__Problem statement__
Your task is to output all the records below, word for word.

Begin

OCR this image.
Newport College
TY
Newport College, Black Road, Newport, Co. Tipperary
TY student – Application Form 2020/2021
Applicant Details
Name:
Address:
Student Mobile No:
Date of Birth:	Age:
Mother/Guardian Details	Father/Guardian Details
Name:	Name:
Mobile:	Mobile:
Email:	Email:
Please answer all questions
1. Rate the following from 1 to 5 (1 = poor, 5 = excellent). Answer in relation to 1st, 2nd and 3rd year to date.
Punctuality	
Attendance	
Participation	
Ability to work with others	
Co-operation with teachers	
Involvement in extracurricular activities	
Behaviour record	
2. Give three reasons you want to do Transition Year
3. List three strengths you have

End

__Task response__
OCR this image.
Newport College
TY
Newport College, Black Road, Newport, Co. Tipperary
TY student – Application Form 2020/2021
Applicant Details
Name:
Address:
Student Mobile No:
Date of Birth:	Age:
Mother/Guardian Details	Father/Guardian Details
Name:	Name:
Mobile:	Mobile:
Email:	Email:
Please answer all questions
1. Rate the following from 1 to 5 (1 = poor, 5 = excellent). Answer in relation to 1st, 2nd and 3rd year to date.
Punctuality	
Attendance	
Participation	
Ability to work with others	
Co-operation with teachers	
Involvement in extracurricular activities	
Behaviour record	
2. Give three reasons you want to do Transition Year
3. List three strengths you have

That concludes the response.